====== Stored data ======
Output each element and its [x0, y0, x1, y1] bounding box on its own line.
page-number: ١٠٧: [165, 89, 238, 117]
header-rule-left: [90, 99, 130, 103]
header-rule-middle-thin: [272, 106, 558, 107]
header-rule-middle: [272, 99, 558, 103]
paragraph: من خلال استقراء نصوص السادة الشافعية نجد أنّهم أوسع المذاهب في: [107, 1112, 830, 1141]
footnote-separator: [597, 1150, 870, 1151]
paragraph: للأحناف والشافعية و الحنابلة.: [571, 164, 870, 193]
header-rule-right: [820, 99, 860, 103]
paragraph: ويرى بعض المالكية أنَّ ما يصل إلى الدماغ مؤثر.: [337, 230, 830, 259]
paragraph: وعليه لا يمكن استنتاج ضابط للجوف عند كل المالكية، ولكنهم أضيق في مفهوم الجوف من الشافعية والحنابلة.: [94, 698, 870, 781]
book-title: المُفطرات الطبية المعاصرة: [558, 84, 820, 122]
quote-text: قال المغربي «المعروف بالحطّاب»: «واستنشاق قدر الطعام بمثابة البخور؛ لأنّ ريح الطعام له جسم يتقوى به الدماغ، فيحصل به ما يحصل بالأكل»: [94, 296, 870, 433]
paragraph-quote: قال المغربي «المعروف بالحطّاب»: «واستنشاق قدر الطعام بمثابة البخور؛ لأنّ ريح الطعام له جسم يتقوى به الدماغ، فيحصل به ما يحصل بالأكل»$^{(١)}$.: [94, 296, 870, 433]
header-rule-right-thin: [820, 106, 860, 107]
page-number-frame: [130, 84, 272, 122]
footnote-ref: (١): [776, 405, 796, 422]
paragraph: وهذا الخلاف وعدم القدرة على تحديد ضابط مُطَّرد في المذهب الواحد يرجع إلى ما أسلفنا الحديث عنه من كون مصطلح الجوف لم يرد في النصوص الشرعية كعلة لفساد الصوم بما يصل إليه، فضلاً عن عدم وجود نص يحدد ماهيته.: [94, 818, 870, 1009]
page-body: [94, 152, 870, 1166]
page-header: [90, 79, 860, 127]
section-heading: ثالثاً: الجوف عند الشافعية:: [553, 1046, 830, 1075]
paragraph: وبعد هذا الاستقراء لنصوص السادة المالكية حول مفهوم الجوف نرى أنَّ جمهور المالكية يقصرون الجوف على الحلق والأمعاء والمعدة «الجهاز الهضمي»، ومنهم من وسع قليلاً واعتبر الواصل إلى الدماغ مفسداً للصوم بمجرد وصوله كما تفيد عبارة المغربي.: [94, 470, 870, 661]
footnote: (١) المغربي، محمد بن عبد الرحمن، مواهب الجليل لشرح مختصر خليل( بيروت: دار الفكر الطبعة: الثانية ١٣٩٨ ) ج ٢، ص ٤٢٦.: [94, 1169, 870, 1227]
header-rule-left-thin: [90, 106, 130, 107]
======
Task to carry out
Render every line of the records above as a JSON list of strings, with one string per line and blank lines omitted.

Written answer
[
  "Output each element and its [x0, y0, x1, y1] bounding box on its own line.",
  "page-number: ١٠٧: [165, 89, 238, 117]",
  "header-rule-left: [90, 99, 130, 103]",
  "header-rule-middle-thin: [272, 106, 558, 107]",
  "header-rule-middle: [272, 99, 558, 103]",
  "paragraph: من خلال استقراء نصوص السادة الشافعية نجد أنّهم أوسع المذاهب في: [107, 1112, 830, 1141]",
  "footnote-separator: [597, 1150, 870, 1151]",
  "paragraph: للأحناف والشافعية و الحنابلة.: [571, 164, 870, 193]",
  "header-rule-right: [820, 99, 860, 103]",
  "paragraph: ويرى بعض المالكية أنَّ ما يصل إلى الدماغ مؤثر.: [337, 230, 830, 259]",
  "paragraph: وعليه لا يمكن استنتاج ضابط للجوف عند كل المالكية، ولكنهم أضيق في مفهوم الجوف من الشافعية والحنابلة.: [94, 698, 870, 781]",
  "book-title: المُفطرات الطبية المعاصرة: [558, 84, 820, 122]",
  "quote-text: قال المغربي «المعروف بالحطّاب»: «واستنشاق قدر الطعام بمثابة البخور؛ لأنّ ريح الطعام له جسم يتقوى به الدماغ، فيحصل به ما يحصل بالأكل»: [94, 296, 870, 433]",
  "paragraph-quote: قال المغربي «المعروف بالحطّاب»: «واستنشاق قدر الطعام بمثابة البخور؛ لأنّ ريح الطعام له جسم يتقوى به الدماغ، فيحصل به ما يحصل بالأكل»$^{(١)}$.: [94, 296, 870, 433]",
  "header-rule-right-thin: [820, 106, 860, 107]",
  "page-number-frame: [130, 84, 272, 122]",
  "footnote-ref: (١): [776, 405, 796, 422]",
  "paragraph: وهذا الخلاف وعدم القدرة على تحديد ضابط مُطَّرد في المذهب الواحد يرجع إلى ما أسلفنا الحديث عنه من كون مصطلح الجوف لم يرد في النصوص الشرعية كعلة لفساد الصوم بما يصل إليه، فضلاً عن عدم وجود نص يحدد ماهيته.: [94, 818, 870, 1009]",
  "page-body: [94, 152, 870, 1166]",
  "page-header: [90, 79, 860, 127]",
  "section-heading: ثالثاً: الجوف عند الشافعية:: [553, 1046, 830, 1075]",
  "paragraph: وبعد هذا الاستقراء لنصوص السادة المالكية حول مفهوم الجوف نرى أنَّ جمهور المالكية يقصرون الجوف على الحلق والأمعاء والمعدة «الجهاز الهضمي»، ومنهم من وسع قليلاً واعتبر الواصل إلى الدماغ مفسداً للصوم بمجرد وصوله كما تفيد عبارة المغربي.: [94, 470, 870, 661]",
  "footnote: (١) المغربي، محمد بن عبد الرحمن، مواهب الجليل لشرح مختصر خليل( بيروت: دار الفكر الطبعة: الثانية ١٣٩٨ ) ج ٢، ص ٤٢٦.: [94, 1169, 870, 1227]",
  "header-rule-left-thin: [90, 106, 130, 107]"
]